Provided material:
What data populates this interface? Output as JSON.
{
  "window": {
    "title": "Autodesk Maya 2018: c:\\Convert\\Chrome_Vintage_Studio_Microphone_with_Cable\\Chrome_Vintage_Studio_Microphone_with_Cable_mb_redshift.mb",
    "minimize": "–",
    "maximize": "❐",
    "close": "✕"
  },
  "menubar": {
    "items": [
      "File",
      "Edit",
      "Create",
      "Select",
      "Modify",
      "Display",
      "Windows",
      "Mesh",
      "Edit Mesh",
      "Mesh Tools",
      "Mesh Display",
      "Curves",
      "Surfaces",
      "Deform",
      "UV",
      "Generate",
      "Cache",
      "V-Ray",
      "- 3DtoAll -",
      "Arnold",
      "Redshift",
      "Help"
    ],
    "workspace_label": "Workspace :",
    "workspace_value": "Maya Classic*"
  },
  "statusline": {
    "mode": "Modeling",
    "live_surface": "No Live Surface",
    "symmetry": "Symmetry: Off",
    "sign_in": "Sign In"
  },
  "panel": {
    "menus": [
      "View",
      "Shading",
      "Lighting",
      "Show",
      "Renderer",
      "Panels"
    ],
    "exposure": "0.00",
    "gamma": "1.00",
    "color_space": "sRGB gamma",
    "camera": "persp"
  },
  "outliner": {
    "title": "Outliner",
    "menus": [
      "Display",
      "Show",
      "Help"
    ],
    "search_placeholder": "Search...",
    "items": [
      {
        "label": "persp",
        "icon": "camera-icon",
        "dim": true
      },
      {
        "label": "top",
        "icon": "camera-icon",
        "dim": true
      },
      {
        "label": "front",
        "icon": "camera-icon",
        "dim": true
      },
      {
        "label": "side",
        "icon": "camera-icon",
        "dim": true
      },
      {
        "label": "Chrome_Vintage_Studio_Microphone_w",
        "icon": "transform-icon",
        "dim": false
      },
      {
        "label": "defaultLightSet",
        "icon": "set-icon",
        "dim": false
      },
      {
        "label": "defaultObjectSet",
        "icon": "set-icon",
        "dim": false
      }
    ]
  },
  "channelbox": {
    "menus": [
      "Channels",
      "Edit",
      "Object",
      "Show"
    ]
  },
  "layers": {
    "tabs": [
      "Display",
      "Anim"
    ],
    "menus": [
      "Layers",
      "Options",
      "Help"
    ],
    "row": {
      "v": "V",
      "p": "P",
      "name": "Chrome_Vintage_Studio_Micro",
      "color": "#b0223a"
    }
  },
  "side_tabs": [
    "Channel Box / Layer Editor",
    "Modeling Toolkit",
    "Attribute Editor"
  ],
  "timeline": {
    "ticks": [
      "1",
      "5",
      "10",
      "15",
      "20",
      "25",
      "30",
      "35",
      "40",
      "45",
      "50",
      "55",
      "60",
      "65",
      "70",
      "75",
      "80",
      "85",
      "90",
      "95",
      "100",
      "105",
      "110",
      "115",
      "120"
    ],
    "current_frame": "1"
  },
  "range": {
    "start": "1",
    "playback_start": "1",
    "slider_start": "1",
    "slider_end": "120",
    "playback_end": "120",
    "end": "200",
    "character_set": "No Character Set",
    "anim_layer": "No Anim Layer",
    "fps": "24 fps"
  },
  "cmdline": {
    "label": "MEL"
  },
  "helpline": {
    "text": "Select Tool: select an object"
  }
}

Required task:
Give an exact repetition of all the material.

The solution:
What data populates this interface? Output as JSON.
{
  "window": {
    "title": "Autodesk Maya 2018: c:\\Convert\\Chrome_Vintage_Studio_Microphone_with_Cable\\Chrome_Vintage_Studio_Microphone_with_Cable_mb_redshift.mb",
    "minimize": "–",
    "maximize": "❐",
    "close": "✕"
  },
  "menubar": {
    "items": [
      "File",
      "Edit",
      "Create",
      "Select",
      "Modify",
      "Display",
      "Windows",
      "Mesh",
      "Edit Mesh",
      "Mesh Tools",
      "Mesh Display",
      "Curves",
      "Surfaces",
      "Deform",
      "UV",
      "Generate",
      "Cache",
      "V-Ray",
      "- 3DtoAll -",
      "Arnold",
      "Redshift",
      "Help"
    ],
    "workspace_label": "Workspace :",
    "workspace_value": "Maya Classic*"
  },
  "statusline": {
    "mode": "Modeling",
    "live_surface": "No Live Surface",
    "symmetry": "Symmetry: Off",
    "sign_in": "Sign In"
  },
  "panel": {
    "menus": [
      "View",
      "Shading",
      "Lighting",
      "Show",
      "Renderer",
      "Panels"
    ],
    "exposure": "0.00",
    "gamma": "1.00",
    "color_space": "sRGB gamma",
    "camera": "persp"
  },
  "outliner": {
    "title": "Outliner",
    "menus": [
      "Display",
      "Show",
      "Help"
    ],
    "search_placeholder": "Search...",
    "items": [
      {
        "label": "persp",
        "icon": "camera-icon",
        "dim": true
      },
      {
        "label": "top",
        "icon": "camera-icon",
        "dim": true
      },
      {
        "label": "front",
        "icon": "camera-icon",
        "dim": true
      },
      {
        "label": "side",
        "icon": "camera-icon",
        "dim": true
      },
      {
        "label": "Chrome_Vintage_Studio_Microphone_w",
        "icon": "transform-icon",
        "dim": false
      },
      {
        "label": "defaultLightSet",
        "icon": "set-icon",
        "dim": false
      },
      {
        "label": "defaultObjectSet",
        "icon": "set-icon",
        "dim": false
      }
    ]
  },
  "channelbox": {
    "menus": [
      "Channels",
      "Edit",
      "Object",
      "Show"
    ]
  },
  "layers": {
    "tabs": [
      "Display",
      "Anim"
    ],
    "menus": [
      "Layers",
      "Options",
      "Help"
    ],
    "row": {
      "v": "V",
      "p": "P",
      "name": "Chrome_Vintage_Studio_Micro",
      "color": "#b0223a"
    }
  },
  "side_tabs": [
    "Channel Box / Layer Editor",
    "Modeling Toolkit",
    "Attribute Editor"
  ],
  "timeline": {
    "ticks": [
      "1",
      "5",
      "10",
      "15",
      "20",
      "25",
      "30",
      "35",
      "40",
      "45",
      "50",
      "55",
      "60",
      "65",
      "70",
      "75",
      "80",
      "85",
      "90",
      "95",
      "100",
      "105",
      "110",
      "115",
      "120"
    ],
    "current_frame": "1"
  },
  "range": {
    "start": "1",
    "playback_start": "1",
    "slider_start": "1",
    "slider_end": "120",
    "playback_end": "120",
    "end": "200",
    "character_set": "No Character Set",
    "anim_layer": "No Anim Layer",
    "fps": "24 fps"
  },
  "cmdline": {
    "label": "MEL"
  },
  "helpline": {
    "text": "Select Tool: select an object"
  }
}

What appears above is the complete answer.